Problem to solve: Exclude any images and output the remaining records exactly.

# start of Data for this exercise

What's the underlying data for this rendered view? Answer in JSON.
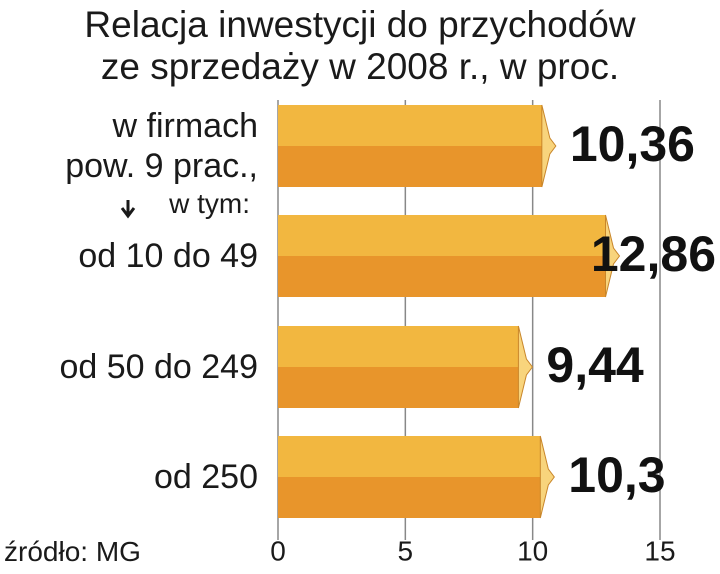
{
  "chart_data": {
    "type": "barh",
    "title": "Relacja inwestycji do przychodów\nze sprzedaży w 2008 r., w proc.",
    "categories": [
      "w firmach\npow. 9 prac.,",
      "od 10 do 49",
      "od 50 do 249",
      "od 250"
    ],
    "annotation": "w tym:",
    "values": [
      10.36,
      12.86,
      9.44,
      10.3
    ],
    "value_labels": [
      "10,36",
      "12,86",
      "9,44",
      "10,3"
    ],
    "xlim": [
      0,
      15
    ],
    "xticks": [
      0,
      5,
      10,
      15
    ],
    "grid": true,
    "colors": {
      "top": "#f2b740",
      "bottom": "#e8952b",
      "tip": "#f8d47c"
    },
    "source": "źródło: MG"
  }
}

# end of Data for this exercise

Full answer:
What's the underlying data for this rendered view? Answer in JSON.
{
  "chart_data": {
    "type": "barh",
    "title": "Relacja inwestycji do przychodów\nze sprzedaży w 2008 r., w proc.",
    "categories": [
      "w firmach\npow. 9 prac.,",
      "od 10 do 49",
      "od 50 do 249",
      "od 250"
    ],
    "annotation": "w tym:",
    "values": [
      10.36,
      12.86,
      9.44,
      10.3
    ],
    "value_labels": [
      "10,36",
      "12,86",
      "9,44",
      "10,3"
    ],
    "xlim": [
      0,
      15
    ],
    "xticks": [
      0,
      5,
      10,
      15
    ],
    "grid": true,
    "colors": {
      "top": "#f2b740",
      "bottom": "#e8952b",
      "tip": "#f8d47c"
    },
    "source": "źródło: MG"
  }
}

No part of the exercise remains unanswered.